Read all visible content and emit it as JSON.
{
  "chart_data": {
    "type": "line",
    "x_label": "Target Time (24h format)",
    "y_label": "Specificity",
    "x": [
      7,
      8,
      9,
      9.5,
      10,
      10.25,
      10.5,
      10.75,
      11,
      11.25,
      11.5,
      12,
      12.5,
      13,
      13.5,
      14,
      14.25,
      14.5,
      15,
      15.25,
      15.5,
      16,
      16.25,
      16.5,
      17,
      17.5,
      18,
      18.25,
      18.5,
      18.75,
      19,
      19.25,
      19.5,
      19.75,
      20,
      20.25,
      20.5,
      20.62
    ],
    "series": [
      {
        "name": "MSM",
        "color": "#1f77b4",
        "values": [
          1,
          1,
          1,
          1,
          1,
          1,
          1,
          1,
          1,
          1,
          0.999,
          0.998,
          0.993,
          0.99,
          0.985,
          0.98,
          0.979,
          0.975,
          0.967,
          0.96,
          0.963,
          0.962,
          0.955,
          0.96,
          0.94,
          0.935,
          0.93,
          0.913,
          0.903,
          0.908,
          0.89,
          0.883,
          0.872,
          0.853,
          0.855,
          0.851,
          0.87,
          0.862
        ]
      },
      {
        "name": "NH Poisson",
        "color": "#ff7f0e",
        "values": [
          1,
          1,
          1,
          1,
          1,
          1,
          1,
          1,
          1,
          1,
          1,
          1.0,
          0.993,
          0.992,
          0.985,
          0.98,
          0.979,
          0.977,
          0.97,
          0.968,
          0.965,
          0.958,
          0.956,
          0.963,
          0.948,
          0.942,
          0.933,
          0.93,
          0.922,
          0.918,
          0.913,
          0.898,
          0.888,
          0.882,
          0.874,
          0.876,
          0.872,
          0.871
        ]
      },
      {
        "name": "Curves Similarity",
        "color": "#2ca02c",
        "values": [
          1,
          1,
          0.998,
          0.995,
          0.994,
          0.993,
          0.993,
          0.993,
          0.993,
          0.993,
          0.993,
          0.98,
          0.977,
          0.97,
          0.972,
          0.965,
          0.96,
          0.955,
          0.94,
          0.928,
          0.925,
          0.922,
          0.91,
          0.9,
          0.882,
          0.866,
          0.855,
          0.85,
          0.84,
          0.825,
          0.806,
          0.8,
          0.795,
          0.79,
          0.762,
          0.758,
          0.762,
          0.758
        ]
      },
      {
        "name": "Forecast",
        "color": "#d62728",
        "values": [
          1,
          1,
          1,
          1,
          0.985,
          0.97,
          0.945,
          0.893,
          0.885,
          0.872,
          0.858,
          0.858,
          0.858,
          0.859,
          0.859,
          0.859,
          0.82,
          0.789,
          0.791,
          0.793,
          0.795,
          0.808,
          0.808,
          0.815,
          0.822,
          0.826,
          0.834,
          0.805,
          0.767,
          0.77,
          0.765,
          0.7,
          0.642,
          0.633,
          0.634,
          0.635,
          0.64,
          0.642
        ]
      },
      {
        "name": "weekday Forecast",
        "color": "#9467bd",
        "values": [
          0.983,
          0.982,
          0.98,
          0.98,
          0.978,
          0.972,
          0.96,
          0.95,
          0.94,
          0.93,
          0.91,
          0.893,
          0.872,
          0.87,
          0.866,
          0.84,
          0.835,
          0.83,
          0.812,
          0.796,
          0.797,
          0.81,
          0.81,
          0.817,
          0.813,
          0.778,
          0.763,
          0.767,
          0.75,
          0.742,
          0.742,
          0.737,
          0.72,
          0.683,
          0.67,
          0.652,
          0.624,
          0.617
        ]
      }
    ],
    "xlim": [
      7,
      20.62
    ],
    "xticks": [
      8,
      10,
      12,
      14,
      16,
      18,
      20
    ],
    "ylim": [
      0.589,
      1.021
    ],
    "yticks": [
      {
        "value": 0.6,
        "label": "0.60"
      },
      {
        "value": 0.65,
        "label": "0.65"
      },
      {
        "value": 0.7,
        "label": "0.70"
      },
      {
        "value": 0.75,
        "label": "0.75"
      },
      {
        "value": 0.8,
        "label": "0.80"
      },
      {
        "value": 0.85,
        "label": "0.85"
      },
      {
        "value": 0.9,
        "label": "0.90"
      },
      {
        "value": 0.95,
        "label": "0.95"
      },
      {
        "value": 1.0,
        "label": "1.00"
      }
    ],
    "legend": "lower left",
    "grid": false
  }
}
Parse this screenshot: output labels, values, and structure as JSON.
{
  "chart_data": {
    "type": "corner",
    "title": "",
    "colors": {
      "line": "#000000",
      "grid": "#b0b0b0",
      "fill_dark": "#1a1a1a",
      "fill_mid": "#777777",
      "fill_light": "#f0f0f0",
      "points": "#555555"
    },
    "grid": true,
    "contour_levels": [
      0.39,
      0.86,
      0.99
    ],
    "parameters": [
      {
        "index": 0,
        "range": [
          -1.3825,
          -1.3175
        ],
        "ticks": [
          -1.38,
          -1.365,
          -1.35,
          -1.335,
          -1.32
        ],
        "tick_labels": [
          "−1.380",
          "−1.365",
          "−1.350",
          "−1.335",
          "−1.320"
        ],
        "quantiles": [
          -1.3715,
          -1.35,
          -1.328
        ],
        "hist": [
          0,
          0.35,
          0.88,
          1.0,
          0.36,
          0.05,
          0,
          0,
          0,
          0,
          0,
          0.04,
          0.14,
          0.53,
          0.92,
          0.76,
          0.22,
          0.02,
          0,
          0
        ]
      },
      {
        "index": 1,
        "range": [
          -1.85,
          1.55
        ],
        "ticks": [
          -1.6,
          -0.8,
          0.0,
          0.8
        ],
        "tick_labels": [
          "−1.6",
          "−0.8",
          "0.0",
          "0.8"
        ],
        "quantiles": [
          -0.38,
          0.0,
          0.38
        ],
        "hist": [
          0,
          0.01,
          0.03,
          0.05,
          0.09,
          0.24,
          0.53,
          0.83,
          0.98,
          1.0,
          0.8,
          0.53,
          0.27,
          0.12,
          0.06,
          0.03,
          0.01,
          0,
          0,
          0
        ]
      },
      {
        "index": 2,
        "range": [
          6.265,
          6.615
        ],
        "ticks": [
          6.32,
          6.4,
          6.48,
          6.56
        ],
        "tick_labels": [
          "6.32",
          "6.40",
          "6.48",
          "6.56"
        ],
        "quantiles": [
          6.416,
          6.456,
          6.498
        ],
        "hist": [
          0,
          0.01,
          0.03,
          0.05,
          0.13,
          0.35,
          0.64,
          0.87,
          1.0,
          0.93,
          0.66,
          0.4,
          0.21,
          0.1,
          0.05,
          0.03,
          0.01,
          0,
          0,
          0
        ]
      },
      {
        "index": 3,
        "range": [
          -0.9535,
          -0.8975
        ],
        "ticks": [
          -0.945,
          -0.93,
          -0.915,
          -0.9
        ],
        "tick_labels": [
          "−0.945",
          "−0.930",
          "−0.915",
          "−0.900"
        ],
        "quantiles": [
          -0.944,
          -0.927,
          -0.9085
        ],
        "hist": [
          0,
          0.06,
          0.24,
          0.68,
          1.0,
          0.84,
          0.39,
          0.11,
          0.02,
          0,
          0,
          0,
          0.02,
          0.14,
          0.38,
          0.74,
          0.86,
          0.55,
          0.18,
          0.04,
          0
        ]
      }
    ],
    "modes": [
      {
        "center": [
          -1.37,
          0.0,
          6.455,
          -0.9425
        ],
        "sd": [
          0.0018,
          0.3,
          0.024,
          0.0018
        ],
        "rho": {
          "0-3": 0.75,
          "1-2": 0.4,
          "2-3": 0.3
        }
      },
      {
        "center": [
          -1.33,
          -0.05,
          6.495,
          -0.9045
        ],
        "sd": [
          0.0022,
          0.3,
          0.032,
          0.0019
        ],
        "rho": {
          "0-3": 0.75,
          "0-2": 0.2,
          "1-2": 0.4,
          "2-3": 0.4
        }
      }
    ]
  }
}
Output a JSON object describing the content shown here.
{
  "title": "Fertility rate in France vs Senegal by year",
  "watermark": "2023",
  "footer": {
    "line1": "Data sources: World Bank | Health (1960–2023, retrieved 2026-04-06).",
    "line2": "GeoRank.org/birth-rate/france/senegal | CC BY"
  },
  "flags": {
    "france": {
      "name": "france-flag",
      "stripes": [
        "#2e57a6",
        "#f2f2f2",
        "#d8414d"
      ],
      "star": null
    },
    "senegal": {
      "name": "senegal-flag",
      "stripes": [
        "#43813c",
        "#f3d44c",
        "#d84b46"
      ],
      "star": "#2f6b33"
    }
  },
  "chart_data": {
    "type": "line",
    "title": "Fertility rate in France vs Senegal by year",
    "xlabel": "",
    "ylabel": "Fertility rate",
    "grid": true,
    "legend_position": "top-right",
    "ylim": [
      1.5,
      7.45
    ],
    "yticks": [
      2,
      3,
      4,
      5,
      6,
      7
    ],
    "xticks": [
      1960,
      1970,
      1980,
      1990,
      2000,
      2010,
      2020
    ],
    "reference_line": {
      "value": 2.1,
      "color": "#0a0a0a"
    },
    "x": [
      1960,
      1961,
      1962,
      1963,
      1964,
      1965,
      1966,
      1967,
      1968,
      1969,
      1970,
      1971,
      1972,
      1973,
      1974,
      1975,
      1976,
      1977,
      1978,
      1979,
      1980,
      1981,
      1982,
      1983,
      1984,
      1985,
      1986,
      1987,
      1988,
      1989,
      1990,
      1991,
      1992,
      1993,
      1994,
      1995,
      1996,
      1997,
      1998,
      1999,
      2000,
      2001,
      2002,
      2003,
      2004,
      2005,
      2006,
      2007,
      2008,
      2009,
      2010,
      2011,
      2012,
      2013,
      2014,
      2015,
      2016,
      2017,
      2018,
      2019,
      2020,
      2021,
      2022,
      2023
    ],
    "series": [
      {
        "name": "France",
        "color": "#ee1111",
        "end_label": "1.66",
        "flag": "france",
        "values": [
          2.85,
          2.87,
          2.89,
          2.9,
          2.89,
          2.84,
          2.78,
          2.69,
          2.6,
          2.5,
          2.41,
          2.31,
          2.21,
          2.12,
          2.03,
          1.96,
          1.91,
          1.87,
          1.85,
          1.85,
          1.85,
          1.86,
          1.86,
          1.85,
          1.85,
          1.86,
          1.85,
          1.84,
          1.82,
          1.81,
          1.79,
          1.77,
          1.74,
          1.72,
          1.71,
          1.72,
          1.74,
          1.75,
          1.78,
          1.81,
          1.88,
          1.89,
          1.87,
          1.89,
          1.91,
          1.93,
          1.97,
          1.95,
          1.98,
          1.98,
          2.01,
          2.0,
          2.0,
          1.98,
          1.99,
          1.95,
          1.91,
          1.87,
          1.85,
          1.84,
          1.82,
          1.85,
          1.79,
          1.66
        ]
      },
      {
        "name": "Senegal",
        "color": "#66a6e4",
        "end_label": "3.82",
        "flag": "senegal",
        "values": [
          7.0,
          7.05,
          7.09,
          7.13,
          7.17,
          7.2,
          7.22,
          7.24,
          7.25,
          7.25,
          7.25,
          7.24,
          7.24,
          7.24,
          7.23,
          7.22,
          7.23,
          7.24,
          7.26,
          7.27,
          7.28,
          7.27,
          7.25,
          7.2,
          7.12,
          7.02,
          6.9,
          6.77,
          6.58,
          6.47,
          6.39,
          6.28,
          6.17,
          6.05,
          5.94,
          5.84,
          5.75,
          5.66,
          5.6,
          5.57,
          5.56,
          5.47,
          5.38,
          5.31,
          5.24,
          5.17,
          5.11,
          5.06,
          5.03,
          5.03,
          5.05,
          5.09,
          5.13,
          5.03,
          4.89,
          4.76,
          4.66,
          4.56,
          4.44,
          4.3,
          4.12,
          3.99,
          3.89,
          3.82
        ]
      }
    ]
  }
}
● ● ● ●
Look through the material and say how many lines hold "Forecast". Give the number only.

[EXERCISE OUTPUT] 2